** Start DATA LISTING **

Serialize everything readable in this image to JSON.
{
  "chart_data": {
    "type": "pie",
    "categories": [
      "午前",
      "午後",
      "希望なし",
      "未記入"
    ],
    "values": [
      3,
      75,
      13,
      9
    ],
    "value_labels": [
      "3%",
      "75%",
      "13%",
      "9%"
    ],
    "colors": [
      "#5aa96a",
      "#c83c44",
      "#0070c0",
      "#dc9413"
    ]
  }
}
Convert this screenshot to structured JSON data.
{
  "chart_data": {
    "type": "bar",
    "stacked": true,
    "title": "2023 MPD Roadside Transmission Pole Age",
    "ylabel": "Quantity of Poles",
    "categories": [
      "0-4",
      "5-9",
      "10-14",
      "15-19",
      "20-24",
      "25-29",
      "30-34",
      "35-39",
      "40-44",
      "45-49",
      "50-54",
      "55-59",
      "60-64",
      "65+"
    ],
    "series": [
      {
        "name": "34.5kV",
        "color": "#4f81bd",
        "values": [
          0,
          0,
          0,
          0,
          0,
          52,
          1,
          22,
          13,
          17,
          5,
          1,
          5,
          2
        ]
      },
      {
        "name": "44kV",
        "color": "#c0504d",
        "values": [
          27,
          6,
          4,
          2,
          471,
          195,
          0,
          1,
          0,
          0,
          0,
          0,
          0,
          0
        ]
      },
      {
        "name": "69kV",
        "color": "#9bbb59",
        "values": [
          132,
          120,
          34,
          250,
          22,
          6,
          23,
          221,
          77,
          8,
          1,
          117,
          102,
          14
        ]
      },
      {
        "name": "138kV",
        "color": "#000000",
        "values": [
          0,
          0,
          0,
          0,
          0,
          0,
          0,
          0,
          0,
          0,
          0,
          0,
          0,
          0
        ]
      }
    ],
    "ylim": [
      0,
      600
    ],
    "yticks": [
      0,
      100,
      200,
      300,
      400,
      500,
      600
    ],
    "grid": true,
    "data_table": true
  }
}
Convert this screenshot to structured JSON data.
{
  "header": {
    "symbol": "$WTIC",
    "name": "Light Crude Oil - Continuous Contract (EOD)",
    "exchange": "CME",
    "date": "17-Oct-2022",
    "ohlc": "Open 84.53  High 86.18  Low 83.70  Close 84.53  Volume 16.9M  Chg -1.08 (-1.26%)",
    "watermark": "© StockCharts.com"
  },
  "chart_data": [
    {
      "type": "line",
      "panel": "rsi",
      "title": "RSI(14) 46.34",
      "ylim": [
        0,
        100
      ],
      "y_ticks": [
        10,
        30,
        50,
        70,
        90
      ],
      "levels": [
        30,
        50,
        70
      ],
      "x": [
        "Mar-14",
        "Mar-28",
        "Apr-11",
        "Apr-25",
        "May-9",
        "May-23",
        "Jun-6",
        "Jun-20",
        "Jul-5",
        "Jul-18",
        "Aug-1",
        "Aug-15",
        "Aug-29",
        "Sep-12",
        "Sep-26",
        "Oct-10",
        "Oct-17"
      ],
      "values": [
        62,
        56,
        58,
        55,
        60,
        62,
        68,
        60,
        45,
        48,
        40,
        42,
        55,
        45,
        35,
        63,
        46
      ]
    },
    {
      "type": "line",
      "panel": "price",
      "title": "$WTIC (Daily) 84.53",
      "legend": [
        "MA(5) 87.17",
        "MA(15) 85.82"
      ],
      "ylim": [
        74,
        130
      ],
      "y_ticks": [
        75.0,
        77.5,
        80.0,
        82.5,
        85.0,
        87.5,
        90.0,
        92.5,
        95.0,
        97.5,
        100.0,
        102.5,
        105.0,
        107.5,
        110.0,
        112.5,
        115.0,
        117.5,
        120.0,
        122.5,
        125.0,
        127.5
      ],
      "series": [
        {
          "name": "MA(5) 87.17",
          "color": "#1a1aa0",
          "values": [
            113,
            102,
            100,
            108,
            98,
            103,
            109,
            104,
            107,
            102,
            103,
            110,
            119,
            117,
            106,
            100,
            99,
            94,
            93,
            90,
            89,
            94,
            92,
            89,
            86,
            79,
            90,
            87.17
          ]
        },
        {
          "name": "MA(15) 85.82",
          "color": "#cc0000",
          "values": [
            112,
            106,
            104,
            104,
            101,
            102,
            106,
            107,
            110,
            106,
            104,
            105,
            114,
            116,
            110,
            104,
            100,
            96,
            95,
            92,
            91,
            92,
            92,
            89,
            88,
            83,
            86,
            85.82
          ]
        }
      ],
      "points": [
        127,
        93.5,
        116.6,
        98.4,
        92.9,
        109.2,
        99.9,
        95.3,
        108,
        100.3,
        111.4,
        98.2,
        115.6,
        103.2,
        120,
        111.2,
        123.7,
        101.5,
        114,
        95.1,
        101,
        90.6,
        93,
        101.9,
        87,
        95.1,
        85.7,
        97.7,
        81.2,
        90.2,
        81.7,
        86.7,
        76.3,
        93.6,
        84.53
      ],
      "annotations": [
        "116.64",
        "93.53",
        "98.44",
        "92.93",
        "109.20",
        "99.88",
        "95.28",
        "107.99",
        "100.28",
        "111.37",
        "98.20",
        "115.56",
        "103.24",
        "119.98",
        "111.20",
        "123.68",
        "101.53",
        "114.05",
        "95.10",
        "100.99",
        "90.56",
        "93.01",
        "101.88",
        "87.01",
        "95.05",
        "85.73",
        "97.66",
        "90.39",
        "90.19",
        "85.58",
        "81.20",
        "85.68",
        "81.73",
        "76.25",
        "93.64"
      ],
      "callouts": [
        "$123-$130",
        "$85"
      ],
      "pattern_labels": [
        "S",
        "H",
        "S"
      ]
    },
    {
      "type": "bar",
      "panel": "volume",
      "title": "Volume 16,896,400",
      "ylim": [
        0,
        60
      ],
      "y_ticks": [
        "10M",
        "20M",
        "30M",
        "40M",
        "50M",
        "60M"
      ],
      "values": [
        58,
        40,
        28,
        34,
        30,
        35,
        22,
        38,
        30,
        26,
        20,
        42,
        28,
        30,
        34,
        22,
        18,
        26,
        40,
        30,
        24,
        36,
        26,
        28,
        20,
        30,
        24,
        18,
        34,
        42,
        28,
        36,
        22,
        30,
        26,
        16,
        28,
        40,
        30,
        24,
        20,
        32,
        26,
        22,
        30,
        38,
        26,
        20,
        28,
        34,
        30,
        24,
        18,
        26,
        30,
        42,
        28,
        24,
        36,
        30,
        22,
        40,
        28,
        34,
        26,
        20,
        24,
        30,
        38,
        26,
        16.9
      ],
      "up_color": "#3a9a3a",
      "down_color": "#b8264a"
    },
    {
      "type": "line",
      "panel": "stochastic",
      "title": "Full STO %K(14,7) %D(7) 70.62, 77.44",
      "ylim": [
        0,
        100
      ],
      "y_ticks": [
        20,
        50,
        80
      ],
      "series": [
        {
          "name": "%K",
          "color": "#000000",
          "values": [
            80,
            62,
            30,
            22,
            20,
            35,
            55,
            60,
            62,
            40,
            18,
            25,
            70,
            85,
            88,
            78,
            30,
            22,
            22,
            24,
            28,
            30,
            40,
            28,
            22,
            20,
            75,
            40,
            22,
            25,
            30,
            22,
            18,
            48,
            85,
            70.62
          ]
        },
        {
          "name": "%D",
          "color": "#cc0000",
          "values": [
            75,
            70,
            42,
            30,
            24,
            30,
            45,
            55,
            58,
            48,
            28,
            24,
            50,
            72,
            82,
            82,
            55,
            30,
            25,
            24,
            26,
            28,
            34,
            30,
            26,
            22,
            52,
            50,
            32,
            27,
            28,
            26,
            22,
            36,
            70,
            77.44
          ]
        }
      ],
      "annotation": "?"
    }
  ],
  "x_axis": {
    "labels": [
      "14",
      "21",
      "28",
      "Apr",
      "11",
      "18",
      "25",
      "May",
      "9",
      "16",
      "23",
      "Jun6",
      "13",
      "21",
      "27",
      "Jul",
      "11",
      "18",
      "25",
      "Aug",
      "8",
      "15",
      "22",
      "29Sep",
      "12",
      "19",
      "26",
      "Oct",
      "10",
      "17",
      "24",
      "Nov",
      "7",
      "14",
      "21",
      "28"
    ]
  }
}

** End DATA LISTING **

Filter lines by "name" and return each hit.

CORRECT OUTPUT →
        "name": "34.5kV",
        "name": "44kV",
        "name": "69kV",
        "name": "138kV",
    "name": "Light Crude Oil - Continuous Contract (EOD)",
          "name": "MA(5) 87.17",
          "name": "MA(15) 85.82",
          "name": "%K",
          "name": "%D",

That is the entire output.